> _Task statement_: All of the records below need to be copied exactly.

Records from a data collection
____
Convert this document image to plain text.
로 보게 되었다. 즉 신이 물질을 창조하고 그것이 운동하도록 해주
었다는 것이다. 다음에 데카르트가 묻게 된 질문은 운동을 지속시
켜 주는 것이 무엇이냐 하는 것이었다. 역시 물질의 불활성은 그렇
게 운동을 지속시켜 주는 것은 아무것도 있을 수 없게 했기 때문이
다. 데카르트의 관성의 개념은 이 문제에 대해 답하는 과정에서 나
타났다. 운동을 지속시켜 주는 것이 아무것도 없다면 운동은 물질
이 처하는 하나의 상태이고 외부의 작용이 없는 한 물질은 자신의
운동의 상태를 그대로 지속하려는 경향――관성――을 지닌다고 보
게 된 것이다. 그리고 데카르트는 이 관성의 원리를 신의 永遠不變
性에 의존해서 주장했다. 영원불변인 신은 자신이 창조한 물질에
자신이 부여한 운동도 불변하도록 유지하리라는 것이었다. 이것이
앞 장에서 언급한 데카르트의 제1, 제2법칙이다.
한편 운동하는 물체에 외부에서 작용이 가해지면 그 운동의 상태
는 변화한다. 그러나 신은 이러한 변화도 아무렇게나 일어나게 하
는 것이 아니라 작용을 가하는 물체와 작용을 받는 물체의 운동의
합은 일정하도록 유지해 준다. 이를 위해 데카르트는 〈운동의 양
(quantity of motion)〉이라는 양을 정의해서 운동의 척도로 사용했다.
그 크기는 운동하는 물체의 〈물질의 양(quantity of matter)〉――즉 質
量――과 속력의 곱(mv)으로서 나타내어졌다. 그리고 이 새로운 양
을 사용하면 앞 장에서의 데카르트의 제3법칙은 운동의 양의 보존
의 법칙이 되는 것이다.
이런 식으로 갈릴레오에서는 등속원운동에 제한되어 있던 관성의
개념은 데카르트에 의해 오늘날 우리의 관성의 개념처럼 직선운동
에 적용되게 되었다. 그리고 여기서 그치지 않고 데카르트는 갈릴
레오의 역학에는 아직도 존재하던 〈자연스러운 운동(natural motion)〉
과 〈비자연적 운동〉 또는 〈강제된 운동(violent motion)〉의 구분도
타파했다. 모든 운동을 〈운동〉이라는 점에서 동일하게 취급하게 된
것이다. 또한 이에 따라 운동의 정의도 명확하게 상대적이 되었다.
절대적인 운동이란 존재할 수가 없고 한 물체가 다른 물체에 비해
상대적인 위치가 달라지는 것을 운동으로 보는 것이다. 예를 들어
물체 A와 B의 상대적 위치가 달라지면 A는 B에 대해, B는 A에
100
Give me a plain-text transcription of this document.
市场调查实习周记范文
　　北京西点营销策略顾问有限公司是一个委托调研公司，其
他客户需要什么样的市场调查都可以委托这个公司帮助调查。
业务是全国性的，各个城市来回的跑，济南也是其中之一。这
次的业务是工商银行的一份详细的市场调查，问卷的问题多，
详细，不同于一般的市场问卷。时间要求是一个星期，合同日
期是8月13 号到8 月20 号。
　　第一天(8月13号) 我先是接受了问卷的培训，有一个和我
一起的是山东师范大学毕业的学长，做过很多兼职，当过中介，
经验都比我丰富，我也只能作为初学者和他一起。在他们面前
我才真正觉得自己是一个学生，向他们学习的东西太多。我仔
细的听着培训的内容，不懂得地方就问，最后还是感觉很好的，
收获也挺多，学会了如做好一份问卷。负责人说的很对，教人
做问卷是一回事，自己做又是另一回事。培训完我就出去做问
____
> _Reply to the exercise_:
Convert this document image to plain text.
로 보게 되었다. 즉 신이 물질을 창조하고 그것이 운동하도록 해주
었다는 것이다. 다음에 데카르트가 묻게 된 질문은 운동을 지속시
켜 주는 것이 무엇이냐 하는 것이었다. 역시 물질의 불활성은 그렇
게 운동을 지속시켜 주는 것은 아무것도 있을 수 없게 했기 때문이
다. 데카르트의 관성의 개념은 이 문제에 대해 답하는 과정에서 나
타났다. 운동을 지속시켜 주는 것이 아무것도 없다면 운동은 물질
이 처하는 하나의 상태이고 외부의 작용이 없는 한 물질은 자신의
운동의 상태를 그대로 지속하려는 경향――관성――을 지닌다고 보
게 된 것이다. 그리고 데카르트는 이 관성의 원리를 신의 永遠不變
性에 의존해서 주장했다. 영원불변인 신은 자신이 창조한 물질에
자신이 부여한 운동도 불변하도록 유지하리라는 것이었다. 이것이
앞 장에서 언급한 데카르트의 제1, 제2법칙이다.
한편 운동하는 물체에 외부에서 작용이 가해지면 그 운동의 상태
는 변화한다. 그러나 신은 이러한 변화도 아무렇게나 일어나게 하
는 것이 아니라 작용을 가하는 물체와 작용을 받는 물체의 운동의
합은 일정하도록 유지해 준다. 이를 위해 데카르트는 〈운동의 양
(quantity of motion)〉이라는 양을 정의해서 운동의 척도로 사용했다.
그 크기는 운동하는 물체의 〈물질의 양(quantity of matter)〉――즉 質
量――과 속력의 곱(mv)으로서 나타내어졌다. 그리고 이 새로운 양
을 사용하면 앞 장에서의 데카르트의 제3법칙은 운동의 양의 보존
의 법칙이 되는 것이다.
이런 식으로 갈릴레오에서는 등속원운동에 제한되어 있던 관성의
개념은 데카르트에 의해 오늘날 우리의 관성의 개념처럼 직선운동
에 적용되게 되었다. 그리고 여기서 그치지 않고 데카르트는 갈릴
레오의 역학에는 아직도 존재하던 〈자연스러운 운동(natural motion)〉
과 〈비자연적 운동〉 또는 〈강제된 운동(violent motion)〉의 구분도
타파했다. 모든 운동을 〈운동〉이라는 점에서 동일하게 취급하게 된
것이다. 또한 이에 따라 운동의 정의도 명확하게 상대적이 되었다.
절대적인 운동이란 존재할 수가 없고 한 물체가 다른 물체에 비해
상대적인 위치가 달라지는 것을 운동으로 보는 것이다. 예를 들어
물체 A와 B의 상대적 위치가 달라지면 A는 B에 대해, B는 A에
100
Give me a plain-text transcription of this document.
市场调查实习周记范文
　　北京西点营销策略顾问有限公司是一个委托调研公司，其
他客户需要什么样的市场调查都可以委托这个公司帮助调查。
业务是全国性的，各个城市来回的跑，济南也是其中之一。这
次的业务是工商银行的一份详细的市场调查，问卷的问题多，
详细，不同于一般的市场问卷。时间要求是一个星期，合同日
期是8月13 号到8 月20 号。
　　第一天(8月13号) 我先是接受了问卷的培训，有一个和我
一起的是山东师范大学毕业的学长，做过很多兼职，当过中介，
经验都比我丰富，我也只能作为初学者和他一起。在他们面前
我才真正觉得自己是一个学生，向他们学习的东西太多。我仔
细的听着培训的内容，不懂得地方就问，最后还是感觉很好的，
收获也挺多，学会了如做好一份问卷。负责人说的很对，教人
做问卷是一回事，自己做又是另一回事。培训完我就出去做问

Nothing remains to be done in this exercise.